- **Exercise aim**
Locate and copy each line in the data that contains the word "jóvenes".

Document transcription data:
'''
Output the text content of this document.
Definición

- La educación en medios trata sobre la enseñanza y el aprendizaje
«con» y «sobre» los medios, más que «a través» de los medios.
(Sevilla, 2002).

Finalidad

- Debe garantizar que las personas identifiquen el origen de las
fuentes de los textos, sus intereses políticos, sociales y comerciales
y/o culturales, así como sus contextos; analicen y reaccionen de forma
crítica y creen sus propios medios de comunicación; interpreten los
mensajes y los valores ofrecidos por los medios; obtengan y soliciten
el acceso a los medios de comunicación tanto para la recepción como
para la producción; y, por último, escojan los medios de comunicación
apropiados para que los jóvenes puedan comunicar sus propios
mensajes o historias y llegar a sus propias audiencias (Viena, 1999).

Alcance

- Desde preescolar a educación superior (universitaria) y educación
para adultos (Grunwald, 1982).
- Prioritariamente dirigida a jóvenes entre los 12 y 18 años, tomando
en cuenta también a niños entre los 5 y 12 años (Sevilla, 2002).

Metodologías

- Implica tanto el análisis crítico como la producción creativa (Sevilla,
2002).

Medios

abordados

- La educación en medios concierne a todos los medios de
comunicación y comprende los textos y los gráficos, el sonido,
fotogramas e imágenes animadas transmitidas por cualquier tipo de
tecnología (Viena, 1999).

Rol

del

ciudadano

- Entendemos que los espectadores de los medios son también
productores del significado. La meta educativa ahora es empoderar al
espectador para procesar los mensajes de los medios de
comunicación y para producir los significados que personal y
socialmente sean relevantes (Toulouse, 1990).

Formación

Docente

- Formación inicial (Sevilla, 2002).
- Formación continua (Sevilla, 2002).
'''
- **Result of this exercise**
apropiados para que los jóvenes puedan comunicar sus propios
- Prioritariamente dirigida a jóvenes entre los 12 y 18 años, tomando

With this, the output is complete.